Task directions:
Pictures don't belong in the copy; print all the records exactly.

### Records shown ###

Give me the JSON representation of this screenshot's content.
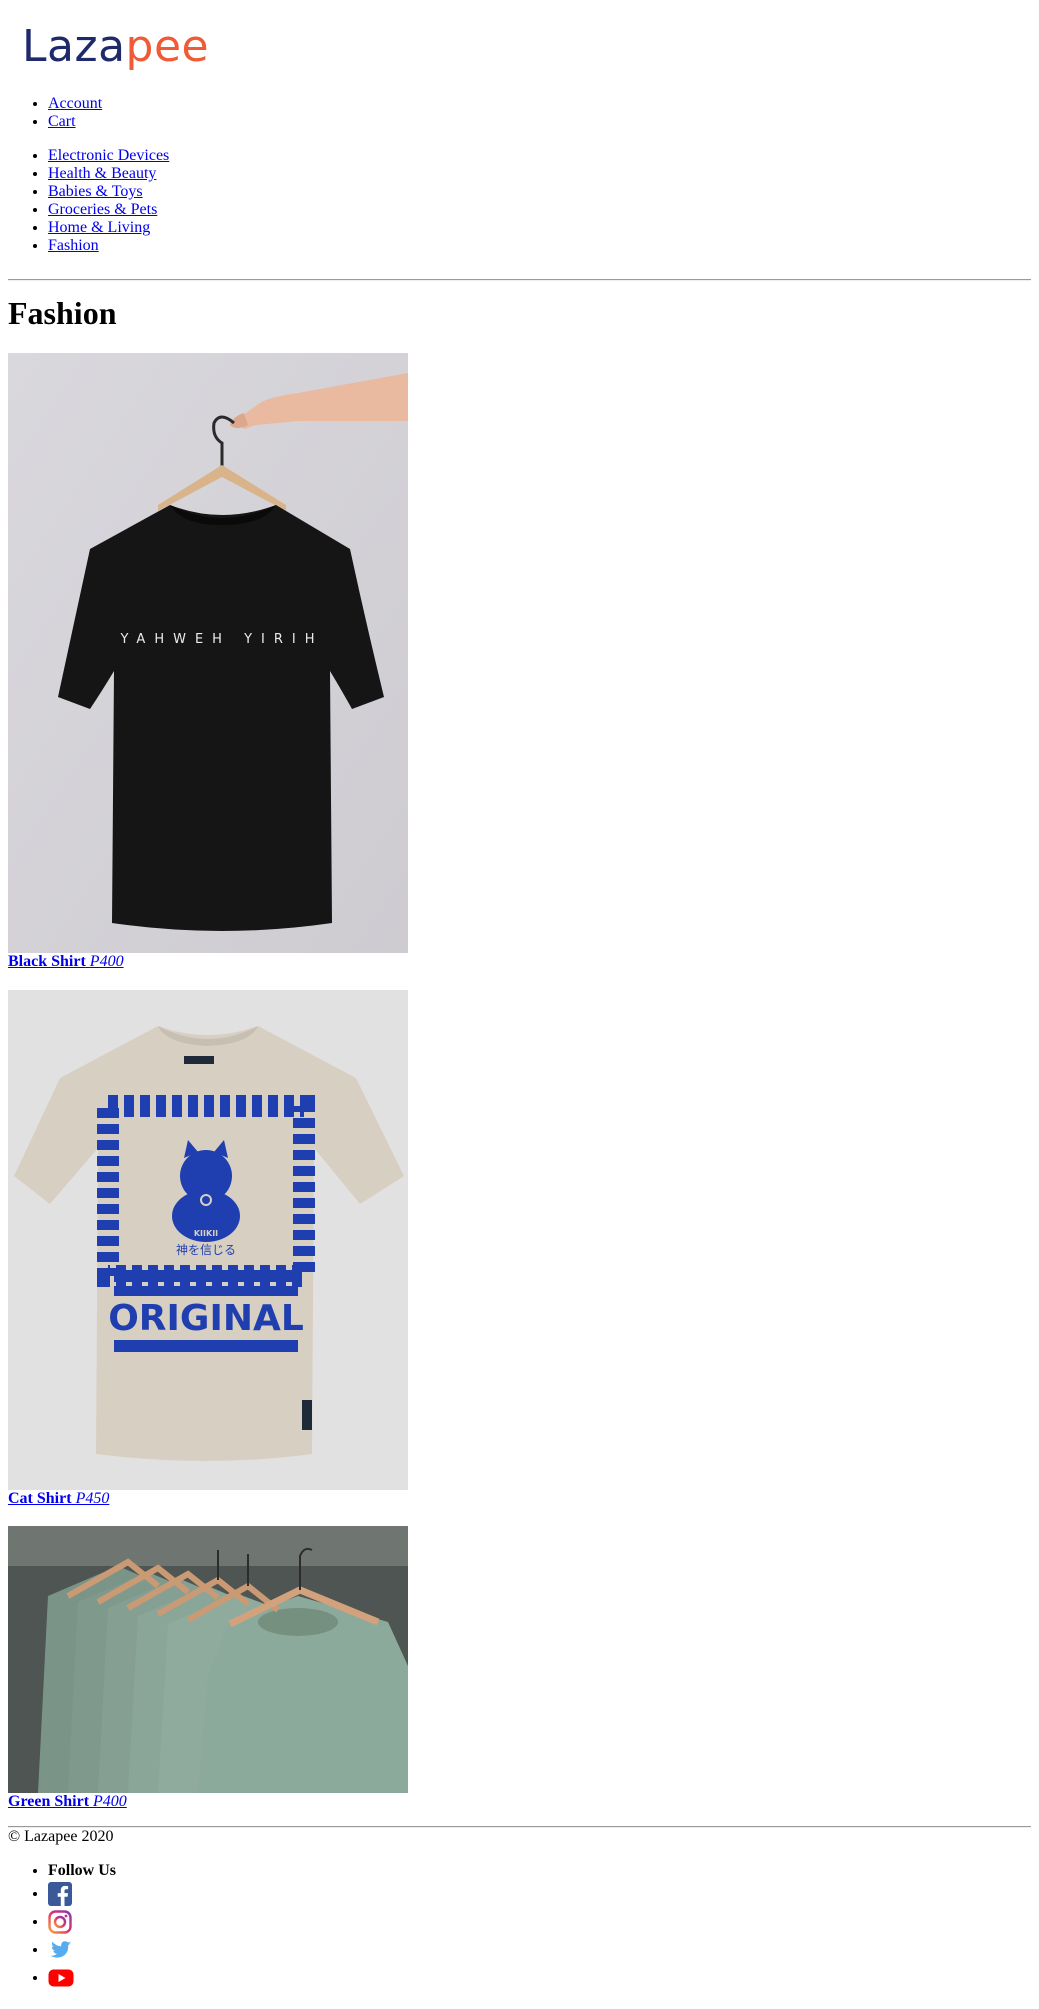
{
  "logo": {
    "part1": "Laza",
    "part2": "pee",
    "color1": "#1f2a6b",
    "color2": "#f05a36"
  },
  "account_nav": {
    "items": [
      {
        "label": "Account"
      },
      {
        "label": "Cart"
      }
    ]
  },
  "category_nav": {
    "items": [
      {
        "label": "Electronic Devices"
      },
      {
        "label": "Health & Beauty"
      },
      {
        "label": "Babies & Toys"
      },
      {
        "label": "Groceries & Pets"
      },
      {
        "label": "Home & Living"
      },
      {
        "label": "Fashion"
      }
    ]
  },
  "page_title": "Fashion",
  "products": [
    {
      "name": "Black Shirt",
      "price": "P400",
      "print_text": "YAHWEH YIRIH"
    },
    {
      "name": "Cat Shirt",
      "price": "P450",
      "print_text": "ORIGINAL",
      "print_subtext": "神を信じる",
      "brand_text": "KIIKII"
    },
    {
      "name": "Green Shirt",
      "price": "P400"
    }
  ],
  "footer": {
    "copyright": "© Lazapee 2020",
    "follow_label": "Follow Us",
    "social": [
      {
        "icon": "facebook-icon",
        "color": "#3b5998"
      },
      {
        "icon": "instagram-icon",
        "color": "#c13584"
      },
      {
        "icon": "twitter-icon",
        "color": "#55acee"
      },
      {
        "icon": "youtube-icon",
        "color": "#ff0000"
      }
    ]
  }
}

###

Full answer:
Give me the JSON representation of this screenshot's content.
{
  "logo": {
    "part1": "Laza",
    "part2": "pee",
    "color1": "#1f2a6b",
    "color2": "#f05a36"
  },
  "account_nav": {
    "items": [
      {
        "label": "Account"
      },
      {
        "label": "Cart"
      }
    ]
  },
  "category_nav": {
    "items": [
      {
        "label": "Electronic Devices"
      },
      {
        "label": "Health & Beauty"
      },
      {
        "label": "Babies & Toys"
      },
      {
        "label": "Groceries & Pets"
      },
      {
        "label": "Home & Living"
      },
      {
        "label": "Fashion"
      }
    ]
  },
  "page_title": "Fashion",
  "products": [
    {
      "name": "Black Shirt",
      "price": "P400",
      "print_text": "YAHWEH YIRIH"
    },
    {
      "name": "Cat Shirt",
      "price": "P450",
      "print_text": "ORIGINAL",
      "print_subtext": "神を信じる",
      "brand_text": "KIIKII"
    },
    {
      "name": "Green Shirt",
      "price": "P400"
    }
  ],
  "footer": {
    "copyright": "© Lazapee 2020",
    "follow_label": "Follow Us",
    "social": [
      {
        "icon": "facebook-icon",
        "color": "#3b5998"
      },
      {
        "icon": "instagram-icon",
        "color": "#c13584"
      },
      {
        "icon": "twitter-icon",
        "color": "#55acee"
      },
      {
        "icon": "youtube-icon",
        "color": "#ff0000"
      }
    ]
  }
}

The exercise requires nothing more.